__Exercise instructions__
Select every line below containing the word "blueberry".

>>>>>

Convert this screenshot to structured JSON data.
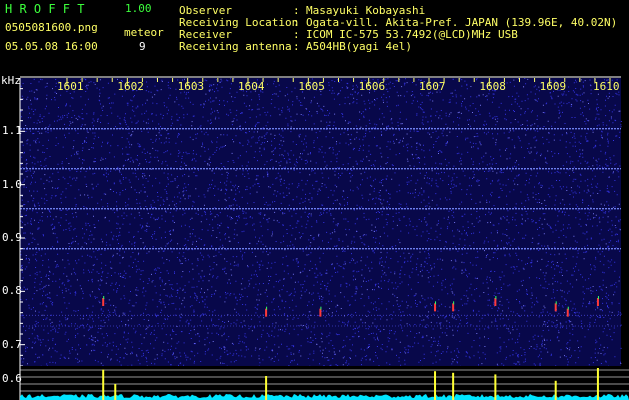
{
  "header": {
    "app_name": "H R O F F T",
    "version": "1.00",
    "filename": "0505081600.png",
    "datetime": "05.05.08 16:00",
    "meteor_label": "meteor",
    "meteor_count": "9",
    "fields": [
      {
        "key": "Observer",
        "sep": ":",
        "value": "Masayuki Kobayashi"
      },
      {
        "key": "Receiving Location",
        "sep": ":",
        "value": "Ogata-vill. Akita-Pref. JAPAN (139.96E, 40.02N)"
      },
      {
        "key": "Receiver",
        "sep": ":",
        "value": "ICOM IC-575 53.7492(@LCD)MHz USB"
      },
      {
        "key": "Receiving antenna",
        "sep": ":",
        "value": "A504HB(yagi 4el)"
      }
    ]
  },
  "chart_data": {
    "type": "heatmap",
    "ylabel": "kHz",
    "x_ticks": [
      "1601",
      "1602",
      "1603",
      "1604",
      "1605",
      "1606",
      "1607",
      "1608",
      "1609",
      "1610"
    ],
    "y_ticks": [
      "1.1",
      "1.0",
      "0.9",
      "0.8",
      "0.7"
    ],
    "lower_y_ticks": [
      "0.6"
    ],
    "ylim": [
      0.66,
      1.2
    ],
    "background_color": "#08084a",
    "noise_color": "#3c3cff",
    "carrier_lines_khz": [
      1.105,
      1.03,
      0.955,
      0.88
    ],
    "meteor_echoes": [
      {
        "minute": 1601.6,
        "khz": 0.78
      },
      {
        "minute": 1604.3,
        "khz": 0.76
      },
      {
        "minute": 1605.2,
        "khz": 0.76
      },
      {
        "minute": 1607.1,
        "khz": 0.77
      },
      {
        "minute": 1607.4,
        "khz": 0.77
      },
      {
        "minute": 1608.1,
        "khz": 0.78
      },
      {
        "minute": 1609.1,
        "khz": 0.77
      },
      {
        "minute": 1609.3,
        "khz": 0.76
      },
      {
        "minute": 1609.8,
        "khz": 0.78
      }
    ],
    "activity_spikes": [
      {
        "minute": 1601.6,
        "level": 0.95
      },
      {
        "minute": 1601.8,
        "level": 0.5
      },
      {
        "minute": 1604.3,
        "level": 0.75
      },
      {
        "minute": 1607.1,
        "level": 0.9
      },
      {
        "minute": 1607.4,
        "level": 0.85
      },
      {
        "minute": 1608.1,
        "level": 0.8
      },
      {
        "minute": 1609.1,
        "level": 0.6
      },
      {
        "minute": 1609.8,
        "level": 1.0
      }
    ],
    "line_colors": {
      "ticks": "#ffff66",
      "frame": "#ffffff",
      "grid": "#c8c8c8",
      "baseline": "#00e5ff",
      "spike": "#ffff33"
    }
  }
}
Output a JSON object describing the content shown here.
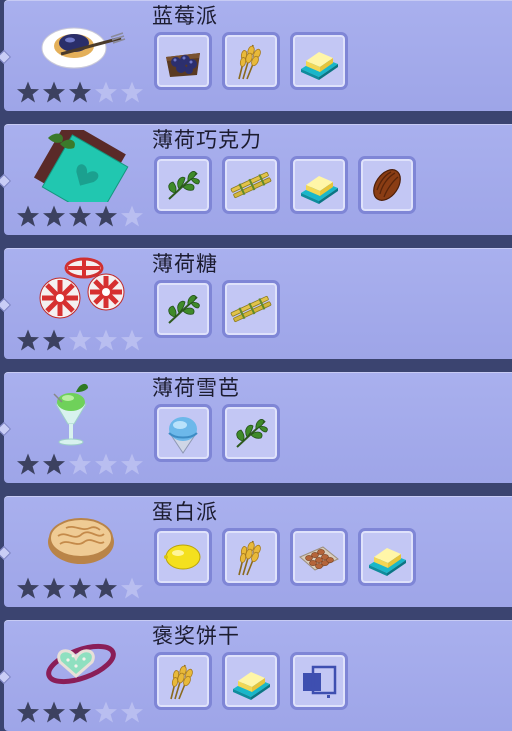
{
  "recipes": [
    {
      "name": "蓝莓派",
      "rating": 3,
      "max_rating": 5,
      "dish_icon": "blueberry-pie-icon",
      "ingredients": [
        "blueberry-icon",
        "wheat-icon",
        "butter-icon"
      ]
    },
    {
      "name": "薄荷巧克力",
      "rating": 4,
      "max_rating": 5,
      "dish_icon": "mint-chocolate-icon",
      "ingredients": [
        "mint-leaf-icon",
        "sugarcane-icon",
        "butter-icon",
        "cocoa-bean-icon"
      ]
    },
    {
      "name": "薄荷糖",
      "rating": 2,
      "max_rating": 5,
      "dish_icon": "peppermint-candy-icon",
      "ingredients": [
        "mint-leaf-icon",
        "sugarcane-icon"
      ]
    },
    {
      "name": "薄荷雪芭",
      "rating": 2,
      "max_rating": 5,
      "dish_icon": "mint-sorbet-icon",
      "ingredients": [
        "snow-ball-icon",
        "mint-leaf-icon"
      ]
    },
    {
      "name": "蛋白派",
      "rating": 4,
      "max_rating": 5,
      "dish_icon": "meringue-pie-icon",
      "ingredients": [
        "lemon-icon",
        "wheat-icon",
        "egg-tray-icon",
        "butter-icon"
      ]
    },
    {
      "name": "褒奖饼干",
      "rating": 3,
      "max_rating": 5,
      "dish_icon": "reward-cookie-icon",
      "ingredients": [
        "wheat-icon",
        "butter-icon",
        "unknown-item-icon"
      ]
    }
  ],
  "colors": {
    "panel": "#a9b0ee",
    "slot_border": "#7f86d6",
    "star_on": "#3c4160",
    "star_off": "#b9bef0"
  }
}
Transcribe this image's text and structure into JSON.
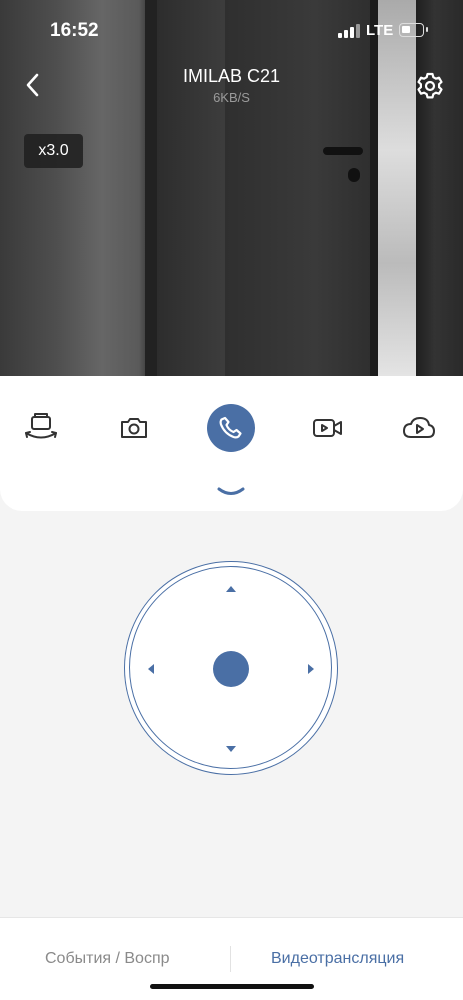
{
  "status_bar": {
    "time": "16:52",
    "network": "LTE"
  },
  "camera": {
    "title": "IMILAB C21",
    "speed": "6KB/S",
    "zoom": "x3.0"
  },
  "icons": {
    "back": "chevron-left-icon",
    "settings": "gear-icon",
    "ptz_calibrate": "camera-rotate-icon",
    "snapshot": "camera-icon",
    "call": "phone-icon",
    "record": "video-camera-icon",
    "cloud": "cloud-play-icon",
    "collapse": "chevron-down-icon"
  },
  "colors": {
    "accent": "#4a6fa5",
    "inactive_tab": "#8a8a8a"
  },
  "tabs": {
    "events": "События / Воспр",
    "live": "Видеотрансляция"
  }
}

<<<<<

__Full output__
      "dish_icon": "blueberry-pie-icon",
        "blueberry-icon",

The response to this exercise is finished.